>> Start
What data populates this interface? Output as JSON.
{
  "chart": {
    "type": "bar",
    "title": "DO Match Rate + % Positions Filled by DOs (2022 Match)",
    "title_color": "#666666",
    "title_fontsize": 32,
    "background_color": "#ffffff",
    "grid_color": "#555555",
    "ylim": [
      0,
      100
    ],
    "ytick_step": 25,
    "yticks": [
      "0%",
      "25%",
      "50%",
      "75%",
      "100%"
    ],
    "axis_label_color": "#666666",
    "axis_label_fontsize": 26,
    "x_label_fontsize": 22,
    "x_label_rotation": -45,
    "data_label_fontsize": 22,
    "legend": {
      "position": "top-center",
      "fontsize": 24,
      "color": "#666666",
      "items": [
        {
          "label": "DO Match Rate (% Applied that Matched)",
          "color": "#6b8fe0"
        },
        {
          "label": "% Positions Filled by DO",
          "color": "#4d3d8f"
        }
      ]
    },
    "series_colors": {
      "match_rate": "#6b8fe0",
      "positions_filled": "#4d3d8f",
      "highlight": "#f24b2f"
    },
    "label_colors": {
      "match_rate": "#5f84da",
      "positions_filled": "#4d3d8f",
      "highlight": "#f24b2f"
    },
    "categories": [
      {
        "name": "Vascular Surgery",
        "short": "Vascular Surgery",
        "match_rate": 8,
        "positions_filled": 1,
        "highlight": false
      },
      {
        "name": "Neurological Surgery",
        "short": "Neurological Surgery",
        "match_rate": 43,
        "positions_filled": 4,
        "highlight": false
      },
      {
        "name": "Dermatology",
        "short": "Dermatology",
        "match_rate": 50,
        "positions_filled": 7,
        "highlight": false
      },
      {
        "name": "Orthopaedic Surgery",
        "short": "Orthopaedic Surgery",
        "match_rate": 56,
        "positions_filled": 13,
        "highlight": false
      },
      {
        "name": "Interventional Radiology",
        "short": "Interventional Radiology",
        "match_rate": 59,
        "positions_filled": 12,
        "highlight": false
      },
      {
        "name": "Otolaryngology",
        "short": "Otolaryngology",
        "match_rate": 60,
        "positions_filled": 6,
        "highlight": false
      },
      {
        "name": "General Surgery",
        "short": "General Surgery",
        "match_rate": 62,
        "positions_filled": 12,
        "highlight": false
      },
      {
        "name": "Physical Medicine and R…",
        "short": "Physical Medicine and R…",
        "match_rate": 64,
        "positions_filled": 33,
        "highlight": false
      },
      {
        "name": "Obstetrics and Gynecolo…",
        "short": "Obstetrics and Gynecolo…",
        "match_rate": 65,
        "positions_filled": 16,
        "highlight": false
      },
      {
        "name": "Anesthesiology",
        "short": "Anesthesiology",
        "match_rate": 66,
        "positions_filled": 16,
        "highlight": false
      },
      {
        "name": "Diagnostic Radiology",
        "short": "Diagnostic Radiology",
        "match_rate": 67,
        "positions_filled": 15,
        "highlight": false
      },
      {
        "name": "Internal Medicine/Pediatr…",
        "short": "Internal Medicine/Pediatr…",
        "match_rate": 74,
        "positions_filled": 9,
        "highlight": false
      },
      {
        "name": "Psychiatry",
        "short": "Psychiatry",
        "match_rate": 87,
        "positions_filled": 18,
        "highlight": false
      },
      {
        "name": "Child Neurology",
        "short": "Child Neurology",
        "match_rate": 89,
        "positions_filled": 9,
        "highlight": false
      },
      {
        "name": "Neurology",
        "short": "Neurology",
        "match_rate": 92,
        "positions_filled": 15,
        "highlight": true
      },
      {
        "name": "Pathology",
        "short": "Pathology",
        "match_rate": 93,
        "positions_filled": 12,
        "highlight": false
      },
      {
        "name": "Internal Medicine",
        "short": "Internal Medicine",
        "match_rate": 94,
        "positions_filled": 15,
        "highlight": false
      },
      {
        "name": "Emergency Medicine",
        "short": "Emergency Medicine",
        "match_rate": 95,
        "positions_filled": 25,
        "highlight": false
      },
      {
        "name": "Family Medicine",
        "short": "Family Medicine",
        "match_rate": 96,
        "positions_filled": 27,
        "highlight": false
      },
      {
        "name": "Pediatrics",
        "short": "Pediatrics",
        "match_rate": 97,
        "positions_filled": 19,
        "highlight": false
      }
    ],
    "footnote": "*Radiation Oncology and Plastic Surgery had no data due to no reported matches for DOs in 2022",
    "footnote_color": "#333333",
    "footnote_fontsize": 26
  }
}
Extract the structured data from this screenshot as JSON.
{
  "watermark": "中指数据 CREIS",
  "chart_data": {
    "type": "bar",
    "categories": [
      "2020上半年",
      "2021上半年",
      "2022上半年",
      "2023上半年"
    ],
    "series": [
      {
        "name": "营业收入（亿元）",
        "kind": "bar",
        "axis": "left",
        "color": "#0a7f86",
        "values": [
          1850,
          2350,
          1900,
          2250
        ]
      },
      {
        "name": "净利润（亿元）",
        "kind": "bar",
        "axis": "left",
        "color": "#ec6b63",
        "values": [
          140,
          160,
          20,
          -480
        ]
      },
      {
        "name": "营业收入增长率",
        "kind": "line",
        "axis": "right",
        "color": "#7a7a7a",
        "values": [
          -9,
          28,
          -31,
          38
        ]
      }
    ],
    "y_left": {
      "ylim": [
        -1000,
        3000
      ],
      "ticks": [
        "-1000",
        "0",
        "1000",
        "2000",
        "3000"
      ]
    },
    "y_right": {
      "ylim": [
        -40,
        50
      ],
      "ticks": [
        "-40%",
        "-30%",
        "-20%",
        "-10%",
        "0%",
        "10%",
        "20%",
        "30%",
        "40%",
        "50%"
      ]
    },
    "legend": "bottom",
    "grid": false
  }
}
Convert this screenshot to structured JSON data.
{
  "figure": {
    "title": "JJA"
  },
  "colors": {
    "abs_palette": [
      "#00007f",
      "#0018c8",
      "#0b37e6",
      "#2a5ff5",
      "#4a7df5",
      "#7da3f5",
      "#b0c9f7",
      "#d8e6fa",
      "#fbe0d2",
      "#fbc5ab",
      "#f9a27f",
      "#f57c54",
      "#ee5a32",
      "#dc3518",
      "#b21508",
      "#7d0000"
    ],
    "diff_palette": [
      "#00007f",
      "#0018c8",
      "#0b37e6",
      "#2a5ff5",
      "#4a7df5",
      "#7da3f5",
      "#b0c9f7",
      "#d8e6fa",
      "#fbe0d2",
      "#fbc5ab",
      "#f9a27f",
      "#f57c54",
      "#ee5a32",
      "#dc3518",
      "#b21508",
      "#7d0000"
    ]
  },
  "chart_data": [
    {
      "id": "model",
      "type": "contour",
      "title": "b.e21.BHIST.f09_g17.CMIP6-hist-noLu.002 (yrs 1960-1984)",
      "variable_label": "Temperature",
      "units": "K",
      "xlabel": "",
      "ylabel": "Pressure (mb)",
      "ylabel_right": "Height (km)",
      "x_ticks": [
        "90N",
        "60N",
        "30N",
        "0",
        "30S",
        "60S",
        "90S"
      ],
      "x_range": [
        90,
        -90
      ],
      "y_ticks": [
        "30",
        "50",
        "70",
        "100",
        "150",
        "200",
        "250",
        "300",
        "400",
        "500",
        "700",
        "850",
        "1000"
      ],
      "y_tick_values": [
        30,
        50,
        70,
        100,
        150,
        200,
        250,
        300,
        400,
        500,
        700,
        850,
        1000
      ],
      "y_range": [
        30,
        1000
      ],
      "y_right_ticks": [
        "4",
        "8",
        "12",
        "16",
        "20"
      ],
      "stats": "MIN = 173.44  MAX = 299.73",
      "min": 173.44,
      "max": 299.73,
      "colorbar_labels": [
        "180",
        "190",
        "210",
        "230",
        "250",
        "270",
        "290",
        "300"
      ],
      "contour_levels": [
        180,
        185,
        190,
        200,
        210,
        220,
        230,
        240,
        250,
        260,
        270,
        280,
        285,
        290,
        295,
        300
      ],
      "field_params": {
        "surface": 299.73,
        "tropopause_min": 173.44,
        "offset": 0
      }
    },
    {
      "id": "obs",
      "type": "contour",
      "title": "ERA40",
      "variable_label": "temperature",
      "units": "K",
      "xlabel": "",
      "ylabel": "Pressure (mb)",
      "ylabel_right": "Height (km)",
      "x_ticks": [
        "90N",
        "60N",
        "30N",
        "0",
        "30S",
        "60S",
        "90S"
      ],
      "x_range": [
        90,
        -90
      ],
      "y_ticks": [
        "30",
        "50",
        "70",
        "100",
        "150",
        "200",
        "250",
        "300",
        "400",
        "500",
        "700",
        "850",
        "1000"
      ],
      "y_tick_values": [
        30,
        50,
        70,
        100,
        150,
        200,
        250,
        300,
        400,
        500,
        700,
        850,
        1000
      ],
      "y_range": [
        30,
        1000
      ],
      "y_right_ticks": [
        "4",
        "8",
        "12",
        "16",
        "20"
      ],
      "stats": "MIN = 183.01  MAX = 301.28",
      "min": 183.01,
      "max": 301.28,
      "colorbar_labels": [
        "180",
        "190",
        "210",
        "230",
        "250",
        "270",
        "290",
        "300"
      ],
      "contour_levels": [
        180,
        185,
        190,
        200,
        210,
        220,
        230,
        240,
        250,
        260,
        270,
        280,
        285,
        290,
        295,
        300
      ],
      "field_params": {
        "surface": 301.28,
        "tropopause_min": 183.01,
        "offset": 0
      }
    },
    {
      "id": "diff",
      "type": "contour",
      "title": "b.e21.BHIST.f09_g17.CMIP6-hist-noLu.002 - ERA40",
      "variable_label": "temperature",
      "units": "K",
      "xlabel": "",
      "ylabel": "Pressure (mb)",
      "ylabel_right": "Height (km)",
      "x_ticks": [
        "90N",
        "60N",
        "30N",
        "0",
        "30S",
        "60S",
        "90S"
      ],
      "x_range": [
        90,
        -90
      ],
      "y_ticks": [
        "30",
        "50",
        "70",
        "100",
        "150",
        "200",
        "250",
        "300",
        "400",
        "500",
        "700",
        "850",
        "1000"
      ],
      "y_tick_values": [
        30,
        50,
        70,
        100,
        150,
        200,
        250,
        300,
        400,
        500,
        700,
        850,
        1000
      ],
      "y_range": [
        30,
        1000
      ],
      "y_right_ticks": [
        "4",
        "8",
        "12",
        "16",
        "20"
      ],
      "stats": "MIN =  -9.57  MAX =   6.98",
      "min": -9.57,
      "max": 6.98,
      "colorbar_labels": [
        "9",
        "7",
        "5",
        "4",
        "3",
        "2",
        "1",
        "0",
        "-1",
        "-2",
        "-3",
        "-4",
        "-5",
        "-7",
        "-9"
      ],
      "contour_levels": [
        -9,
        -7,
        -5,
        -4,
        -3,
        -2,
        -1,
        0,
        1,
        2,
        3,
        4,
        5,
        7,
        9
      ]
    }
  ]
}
>> End
● **EXERCISE OBJECTIVE**:
Search the listing for the word "stats" and return each line that holds it.

● **TASK SOLUTION**:
      "stats": "MIN = 173.44  MAX = 299.73",
      "stats": "MIN = 183.01  MAX = 301.28",
      "stats": "MIN =  -9.57  MAX =   6.98",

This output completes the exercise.